■ **THINGS TO DO**
1. In the blog post about Julia Campbell, in what year was she assigned to the Philippines?
2. Give every Tagalog word for a family member that the blog post about Julia Campbell mentions, each with its English meaning.
3. Reproduce the blog post about Julia Campbell verbatim from "On 11 April, she" up to and including "to these hooligans.".
[DOCUMENT SEGMENT — start]
Wednesday, April 18, 2007

A Woman's Life Journey

Reading her blog, Julia sounded to me like the typical ‘Kano’ who is adjusting to life in the Philippines. There is an amused awareness of the extremely diverse economic difference in the lifestyle in cities and that of the provinces. There is excitement in the discovery of the Tagalog language and so you try to inject the few words that become familiar into your everyday conversation. Often times, it is the common phrases that Filipinos use that easily get remembered like – ingat ka (take care); eto, buhay pa (well, still alive); the meals – almusal, (breakfast) tanghalian (lunch) and hapunan (dinner); and the family’s nanay, tatay, ate, kuya (or mother, father, older sister and older brother).

In her blog, she shares in her stories the enormous hospitality of the Filipinos to her group. As a member of the Peace Corps, she lived with ‘foster families’, often in economically challenged situations and in homes with hardly the basic essentials that people from the First World have been so used to that they take it for granted. It is a luxury for homes in provinces to have a flush toilet, a shower and air-conditioning. In her adventures in the Philippines, she acknowledges this in almost the same breath as her appreciation for her foster family’s warmth and generosity. Her ‘foster sister’ offers to wash her clothes (by hand, for sure and not with a washing machine). Her ‘foster parents’ sleep on the living room floor so she can have their bedroom. And she tells stories of how people are always happy, always finding the sunnier side of life despite the hardships. She enjoys her new celebrity status, when people constantly adored her caucasian features and greeted her "ma'am" or 'Julia Roberts'. Kids followed her around, adoring her and probably young pre-pubescent boys developing crushes on her.

I imagine that after 2 years, she had adapted well into the country that she has become familiar with the people and the culture. Definitely much different from the world she had known when she was still based in New York City.

Today on the bus I sat next to a woman who was on the cellphone ttalking to her friend and she was crying. It isn’t so unusual when you are in Manhattan to see people cry in public. People scream on their cellphones on the street, break up with their sweethearts in bars or do just about everything out in public. Everyone is their own soap opera here. But this afternoon, despite I was reading my book, I couldn’t help but eavesdrop when the woman began to narrate how her friend Julia might have fallen victim in the mountains of Batad.

Then I realized that she was talking about Julia Campbell, the New Yorker who traded her life in the city and to join the Peace Corps. In 2005, she was assigned to the Philippines and based on her blog has traveled around the country to help in various relief missions.

On 11 April, she decided to hike the rice terraces in the mountains of Batad and was never seen again. Today in the news, Philippines authorities are claiming that the decomposing body found in a shallow muddy grave might be Julia.

It is disheartening that the good intentions of a woman like Julia were reciprocated with such violence. I hope the world will not think that Filipinos in general would be so ungrateful. Like any other country, there are a few exceptions to the general – despite the many kind hearted, loving and genuinely good natured people living in constant struggle and hope for a better life, there are also a few whose minds are just twisted. Just like in any other place – in urban or rural setting, it is a matter of misfortune that had befallen her to have found a wrong turn on the road that led her to these hooligans.
[DOCUMENT SEGMENT — finish]
[SUPPLIED DATA — start]
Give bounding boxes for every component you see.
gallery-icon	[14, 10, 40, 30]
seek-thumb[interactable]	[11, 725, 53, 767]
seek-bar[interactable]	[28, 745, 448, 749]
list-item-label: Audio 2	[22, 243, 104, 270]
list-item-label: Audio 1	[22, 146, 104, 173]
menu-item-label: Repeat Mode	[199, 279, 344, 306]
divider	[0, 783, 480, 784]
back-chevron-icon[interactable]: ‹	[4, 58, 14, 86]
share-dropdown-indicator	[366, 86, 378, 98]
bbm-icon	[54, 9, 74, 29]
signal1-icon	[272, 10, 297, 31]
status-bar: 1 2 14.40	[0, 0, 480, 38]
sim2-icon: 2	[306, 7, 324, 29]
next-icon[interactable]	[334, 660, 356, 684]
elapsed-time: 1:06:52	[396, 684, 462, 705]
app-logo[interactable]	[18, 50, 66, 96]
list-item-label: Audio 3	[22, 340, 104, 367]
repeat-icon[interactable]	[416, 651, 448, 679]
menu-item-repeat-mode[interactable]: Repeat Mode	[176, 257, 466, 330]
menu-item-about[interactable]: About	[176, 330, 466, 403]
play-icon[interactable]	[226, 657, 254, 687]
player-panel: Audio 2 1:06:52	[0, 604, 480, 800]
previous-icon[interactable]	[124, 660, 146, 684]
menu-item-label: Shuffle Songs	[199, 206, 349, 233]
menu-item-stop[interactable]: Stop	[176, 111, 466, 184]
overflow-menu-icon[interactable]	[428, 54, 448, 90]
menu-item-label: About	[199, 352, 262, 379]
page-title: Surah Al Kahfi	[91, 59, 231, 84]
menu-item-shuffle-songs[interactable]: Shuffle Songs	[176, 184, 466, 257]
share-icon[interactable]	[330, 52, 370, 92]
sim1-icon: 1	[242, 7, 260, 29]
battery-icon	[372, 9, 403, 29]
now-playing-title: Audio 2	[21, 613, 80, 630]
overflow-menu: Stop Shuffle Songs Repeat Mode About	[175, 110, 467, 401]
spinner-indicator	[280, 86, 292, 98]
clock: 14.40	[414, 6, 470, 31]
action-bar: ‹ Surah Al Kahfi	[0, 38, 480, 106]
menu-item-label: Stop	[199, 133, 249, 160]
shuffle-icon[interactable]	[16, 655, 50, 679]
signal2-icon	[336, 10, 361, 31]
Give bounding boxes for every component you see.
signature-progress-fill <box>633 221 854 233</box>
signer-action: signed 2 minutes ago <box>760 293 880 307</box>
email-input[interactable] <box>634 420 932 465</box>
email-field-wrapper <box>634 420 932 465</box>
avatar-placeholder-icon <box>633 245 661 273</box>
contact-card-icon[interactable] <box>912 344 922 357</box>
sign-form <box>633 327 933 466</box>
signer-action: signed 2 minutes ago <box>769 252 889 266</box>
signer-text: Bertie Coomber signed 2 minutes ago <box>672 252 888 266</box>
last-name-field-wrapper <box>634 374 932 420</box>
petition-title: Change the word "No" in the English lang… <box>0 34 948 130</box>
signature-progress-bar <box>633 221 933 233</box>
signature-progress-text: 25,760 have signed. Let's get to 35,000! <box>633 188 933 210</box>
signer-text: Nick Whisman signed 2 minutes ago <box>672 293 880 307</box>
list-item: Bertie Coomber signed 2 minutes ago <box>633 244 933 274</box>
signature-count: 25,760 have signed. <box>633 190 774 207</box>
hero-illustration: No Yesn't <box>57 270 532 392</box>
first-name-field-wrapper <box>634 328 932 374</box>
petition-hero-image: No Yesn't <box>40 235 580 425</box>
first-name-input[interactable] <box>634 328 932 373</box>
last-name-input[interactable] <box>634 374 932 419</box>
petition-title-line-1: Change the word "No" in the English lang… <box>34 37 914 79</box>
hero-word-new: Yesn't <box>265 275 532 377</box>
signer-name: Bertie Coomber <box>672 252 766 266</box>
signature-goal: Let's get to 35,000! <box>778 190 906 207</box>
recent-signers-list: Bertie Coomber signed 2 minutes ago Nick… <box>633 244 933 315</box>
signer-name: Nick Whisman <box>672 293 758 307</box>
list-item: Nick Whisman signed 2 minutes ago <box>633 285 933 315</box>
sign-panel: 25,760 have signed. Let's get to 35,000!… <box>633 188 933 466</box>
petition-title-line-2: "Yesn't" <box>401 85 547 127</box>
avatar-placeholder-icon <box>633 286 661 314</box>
[SUPPLIED DATA — finish]
■ **LIST OF ANSWERS**
1. 2005

2. nanay (mother), tatay (father), ate (older sister), kuya (older brother)

3.
On 11 April, she decided to hike the rice terraces in the mountains of Batad and was never seen again. Today in the news, Philippines authorities are claiming that the decomposing body found in a shallow muddy grave might be Julia.

It is disheartening that the good intentions of a woman like Julia were reciprocated with such violence. I hope the world will not think that Filipinos in general would be so ungrateful. Like any other country, there are a few exceptions to the general – despite the many kind hearted, loving and genuinely good natured people living in constant struggle and hope for a better life, there are also a few whose minds are just twisted. Just like in any other place – in urban or rural setting, it is a matter of misfortune that had befallen her to have found a wrong turn on the road that led her to these hooligans.